[Request] Please pull out every line that includes the string "Jagdish".

[Data provided]
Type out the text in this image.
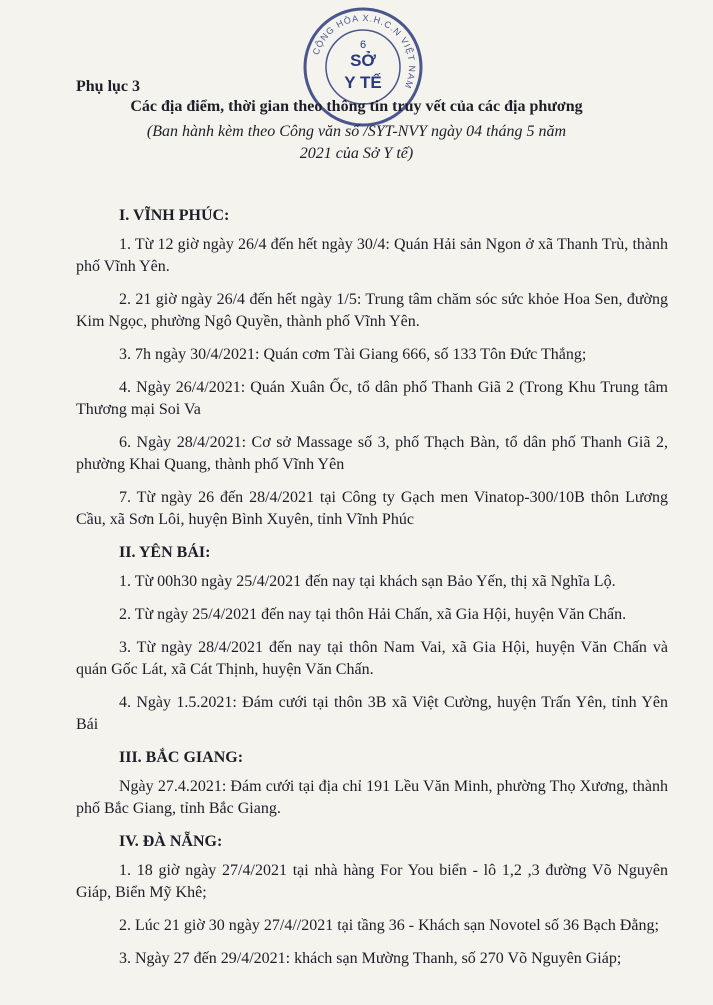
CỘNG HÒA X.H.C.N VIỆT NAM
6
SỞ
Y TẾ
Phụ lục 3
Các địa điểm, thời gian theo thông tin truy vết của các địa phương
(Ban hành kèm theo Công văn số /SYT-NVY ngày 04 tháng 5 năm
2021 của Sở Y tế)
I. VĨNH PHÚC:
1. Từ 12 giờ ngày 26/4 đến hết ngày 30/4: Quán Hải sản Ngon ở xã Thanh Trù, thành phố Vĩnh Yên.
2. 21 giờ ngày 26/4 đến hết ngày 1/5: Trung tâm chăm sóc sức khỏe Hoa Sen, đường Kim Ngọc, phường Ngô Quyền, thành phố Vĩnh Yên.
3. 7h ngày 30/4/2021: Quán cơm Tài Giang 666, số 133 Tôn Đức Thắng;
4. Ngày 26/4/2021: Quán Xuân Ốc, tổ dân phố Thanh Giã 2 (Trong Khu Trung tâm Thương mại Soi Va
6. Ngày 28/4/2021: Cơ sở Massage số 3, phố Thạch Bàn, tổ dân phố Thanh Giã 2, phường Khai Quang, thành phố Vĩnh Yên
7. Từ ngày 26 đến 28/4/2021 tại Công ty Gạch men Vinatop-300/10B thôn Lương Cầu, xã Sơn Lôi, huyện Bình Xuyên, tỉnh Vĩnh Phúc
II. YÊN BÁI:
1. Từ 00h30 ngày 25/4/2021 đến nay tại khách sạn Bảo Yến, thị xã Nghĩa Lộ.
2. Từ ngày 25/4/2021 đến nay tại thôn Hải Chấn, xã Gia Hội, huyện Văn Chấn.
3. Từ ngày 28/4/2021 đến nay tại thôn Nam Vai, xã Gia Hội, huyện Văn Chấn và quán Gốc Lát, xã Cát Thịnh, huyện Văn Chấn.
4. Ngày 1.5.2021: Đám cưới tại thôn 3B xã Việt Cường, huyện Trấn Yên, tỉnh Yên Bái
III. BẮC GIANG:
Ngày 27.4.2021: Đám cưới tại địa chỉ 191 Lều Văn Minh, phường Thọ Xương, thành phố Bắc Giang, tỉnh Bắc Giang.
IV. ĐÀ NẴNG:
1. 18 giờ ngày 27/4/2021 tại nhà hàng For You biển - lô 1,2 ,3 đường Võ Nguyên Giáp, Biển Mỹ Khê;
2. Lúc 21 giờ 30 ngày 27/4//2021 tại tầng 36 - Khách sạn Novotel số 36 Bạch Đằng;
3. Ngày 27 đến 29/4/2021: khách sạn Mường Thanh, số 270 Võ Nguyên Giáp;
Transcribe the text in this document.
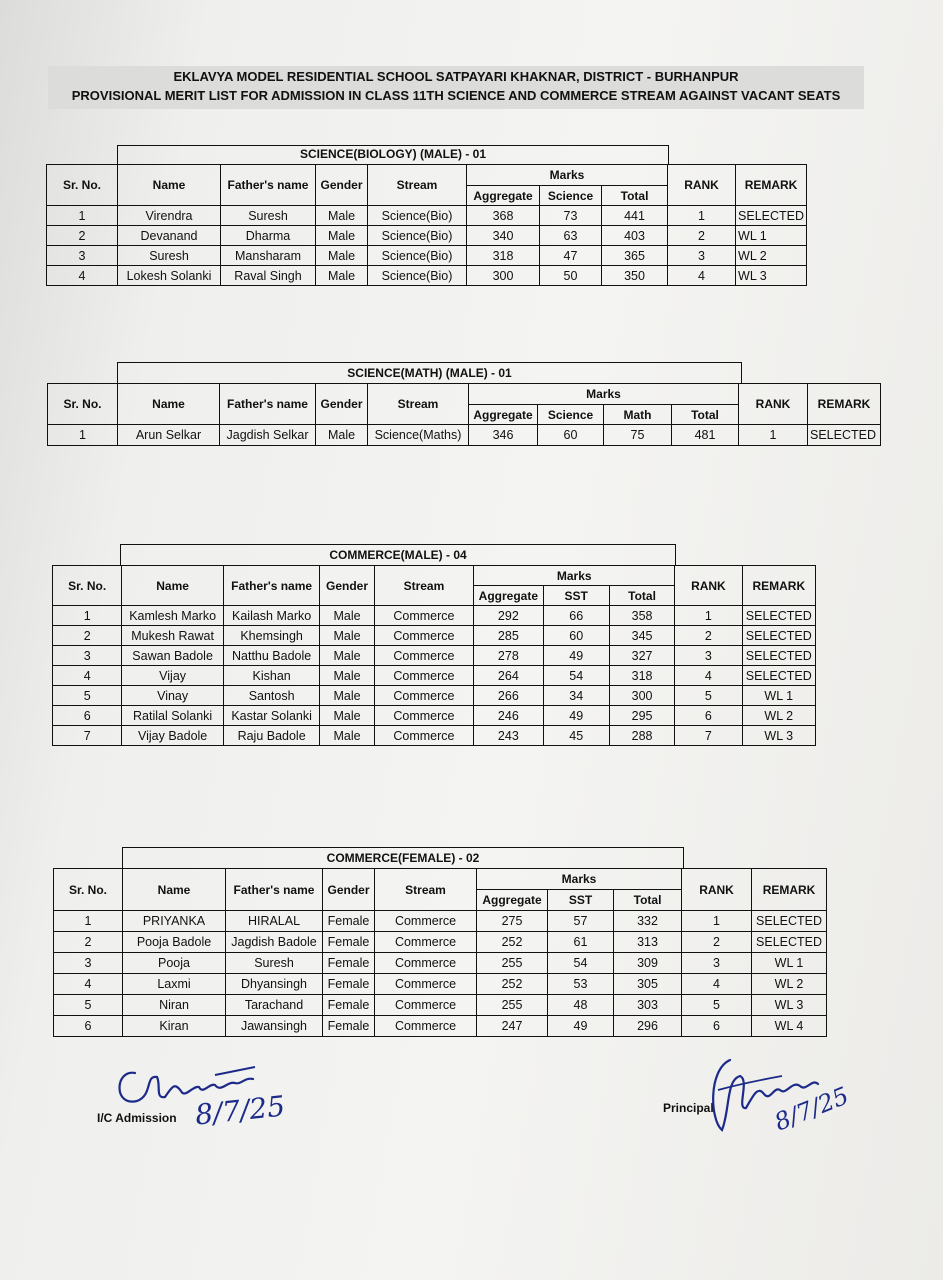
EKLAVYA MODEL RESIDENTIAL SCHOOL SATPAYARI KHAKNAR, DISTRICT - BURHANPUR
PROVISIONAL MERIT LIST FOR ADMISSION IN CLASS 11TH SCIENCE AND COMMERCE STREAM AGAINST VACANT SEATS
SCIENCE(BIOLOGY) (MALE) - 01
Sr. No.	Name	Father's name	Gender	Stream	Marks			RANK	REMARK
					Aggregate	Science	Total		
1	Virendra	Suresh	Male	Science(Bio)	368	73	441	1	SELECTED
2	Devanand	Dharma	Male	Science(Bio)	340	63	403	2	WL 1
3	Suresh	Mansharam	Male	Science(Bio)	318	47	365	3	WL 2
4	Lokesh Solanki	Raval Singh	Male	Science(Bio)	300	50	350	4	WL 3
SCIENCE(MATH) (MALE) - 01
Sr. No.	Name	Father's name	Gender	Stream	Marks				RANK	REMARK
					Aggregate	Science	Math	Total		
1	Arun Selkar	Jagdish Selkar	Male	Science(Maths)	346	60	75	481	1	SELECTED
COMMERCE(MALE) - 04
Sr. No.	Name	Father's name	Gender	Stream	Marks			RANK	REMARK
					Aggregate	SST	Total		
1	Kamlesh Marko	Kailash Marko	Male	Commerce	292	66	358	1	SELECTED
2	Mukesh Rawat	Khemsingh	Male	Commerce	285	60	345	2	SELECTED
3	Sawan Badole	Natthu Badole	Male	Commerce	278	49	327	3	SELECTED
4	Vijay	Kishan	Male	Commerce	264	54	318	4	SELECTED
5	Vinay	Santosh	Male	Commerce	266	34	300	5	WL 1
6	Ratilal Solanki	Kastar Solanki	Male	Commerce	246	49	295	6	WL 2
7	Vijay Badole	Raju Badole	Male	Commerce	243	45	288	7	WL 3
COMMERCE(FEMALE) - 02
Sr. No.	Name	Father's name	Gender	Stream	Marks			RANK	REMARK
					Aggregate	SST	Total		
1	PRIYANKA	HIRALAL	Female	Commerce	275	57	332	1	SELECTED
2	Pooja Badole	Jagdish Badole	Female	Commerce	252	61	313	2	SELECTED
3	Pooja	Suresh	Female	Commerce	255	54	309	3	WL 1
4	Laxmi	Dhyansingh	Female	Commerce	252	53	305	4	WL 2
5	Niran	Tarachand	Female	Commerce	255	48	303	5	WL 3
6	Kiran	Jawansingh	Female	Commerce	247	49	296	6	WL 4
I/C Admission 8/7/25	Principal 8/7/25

...

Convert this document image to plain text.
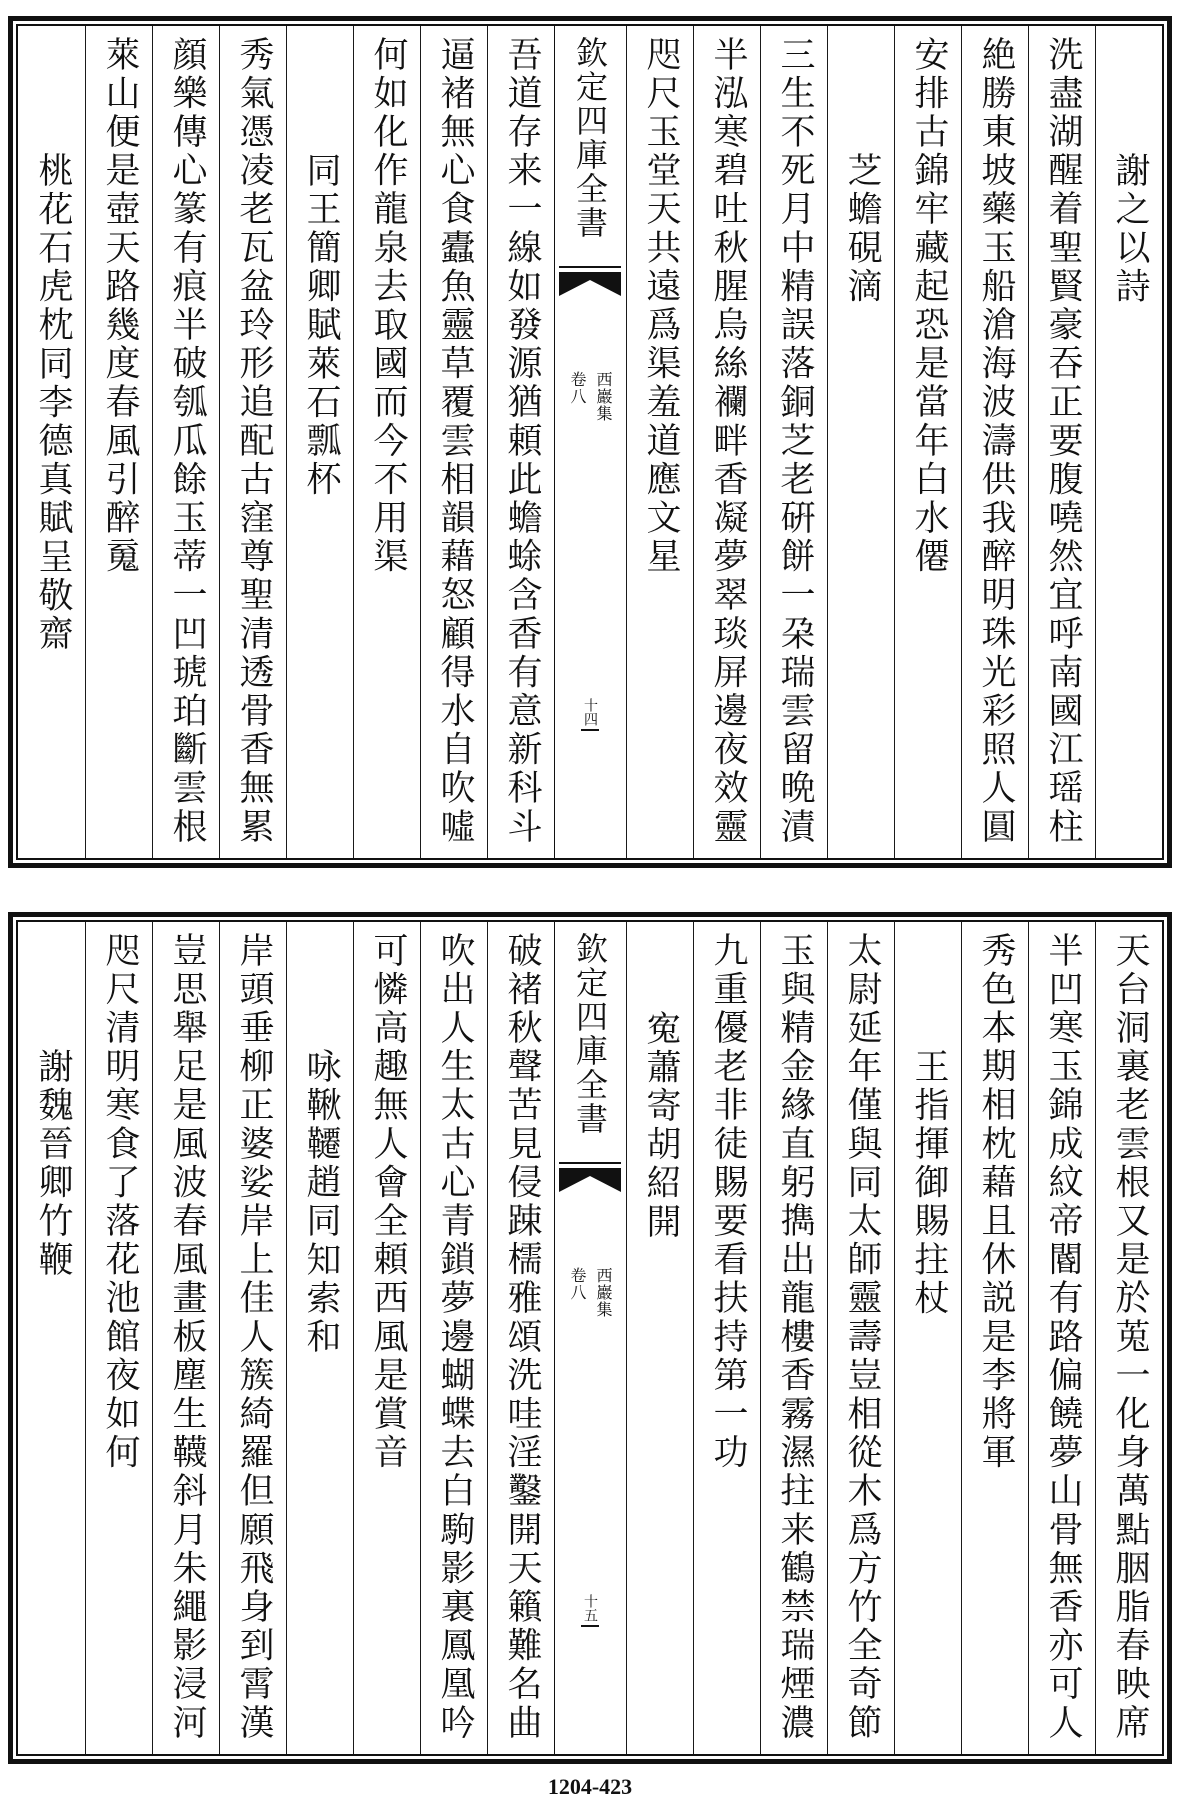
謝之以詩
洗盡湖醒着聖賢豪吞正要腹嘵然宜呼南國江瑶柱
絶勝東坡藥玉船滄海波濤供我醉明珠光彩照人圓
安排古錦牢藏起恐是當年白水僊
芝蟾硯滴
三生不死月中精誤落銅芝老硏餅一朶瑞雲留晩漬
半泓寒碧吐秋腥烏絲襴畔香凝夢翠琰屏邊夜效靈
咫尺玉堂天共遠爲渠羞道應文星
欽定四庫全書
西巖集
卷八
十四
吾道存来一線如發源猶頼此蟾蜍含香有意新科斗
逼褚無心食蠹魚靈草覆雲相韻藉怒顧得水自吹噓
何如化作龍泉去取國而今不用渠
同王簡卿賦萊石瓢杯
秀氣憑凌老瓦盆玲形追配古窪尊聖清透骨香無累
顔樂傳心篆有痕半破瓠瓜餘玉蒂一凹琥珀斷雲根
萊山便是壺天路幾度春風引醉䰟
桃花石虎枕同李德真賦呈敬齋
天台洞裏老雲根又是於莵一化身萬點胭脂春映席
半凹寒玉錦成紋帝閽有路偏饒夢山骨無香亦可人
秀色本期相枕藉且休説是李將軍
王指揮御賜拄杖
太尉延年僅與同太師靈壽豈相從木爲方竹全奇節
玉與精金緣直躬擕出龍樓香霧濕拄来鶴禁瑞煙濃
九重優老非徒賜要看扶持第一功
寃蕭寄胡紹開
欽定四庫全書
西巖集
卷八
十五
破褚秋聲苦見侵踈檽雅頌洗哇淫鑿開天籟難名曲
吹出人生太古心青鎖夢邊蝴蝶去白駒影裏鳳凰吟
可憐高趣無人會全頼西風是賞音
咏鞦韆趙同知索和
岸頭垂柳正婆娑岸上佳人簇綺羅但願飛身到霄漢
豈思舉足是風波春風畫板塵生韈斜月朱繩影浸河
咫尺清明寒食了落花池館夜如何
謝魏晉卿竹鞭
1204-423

[Expected answer]
1	Arun Selkar	Jagdish Selkar	Male	Science(Maths)	346	60	75	481	1	SELECTED
2	Pooja Badole	Jagdish Badole	Female	Commerce	252	61	313	2	SELECTED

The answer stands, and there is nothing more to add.